◆ **Given problem**
Find the lines with "icon" in them and copy them out.

Stored data:
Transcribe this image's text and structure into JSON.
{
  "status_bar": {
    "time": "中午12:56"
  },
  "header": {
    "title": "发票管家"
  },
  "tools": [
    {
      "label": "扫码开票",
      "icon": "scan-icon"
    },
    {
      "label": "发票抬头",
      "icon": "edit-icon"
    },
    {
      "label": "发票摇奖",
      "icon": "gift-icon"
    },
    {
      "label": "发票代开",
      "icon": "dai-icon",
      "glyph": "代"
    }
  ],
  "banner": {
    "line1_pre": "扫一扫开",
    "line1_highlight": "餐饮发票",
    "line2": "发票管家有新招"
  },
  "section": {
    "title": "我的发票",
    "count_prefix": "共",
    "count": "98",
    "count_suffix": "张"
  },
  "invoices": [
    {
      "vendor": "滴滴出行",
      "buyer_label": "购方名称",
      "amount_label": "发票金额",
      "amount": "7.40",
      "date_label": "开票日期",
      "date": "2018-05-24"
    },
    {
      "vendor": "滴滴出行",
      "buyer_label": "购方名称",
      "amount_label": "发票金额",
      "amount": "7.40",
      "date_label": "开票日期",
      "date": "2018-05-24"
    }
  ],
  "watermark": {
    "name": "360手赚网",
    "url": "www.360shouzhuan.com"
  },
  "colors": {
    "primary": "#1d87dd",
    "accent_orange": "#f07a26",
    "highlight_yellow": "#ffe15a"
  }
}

◆ **Exercise solution**
      "icon": "scan-icon"
      "icon": "edit-icon"
      "icon": "gift-icon"
      "icon": "dai-icon",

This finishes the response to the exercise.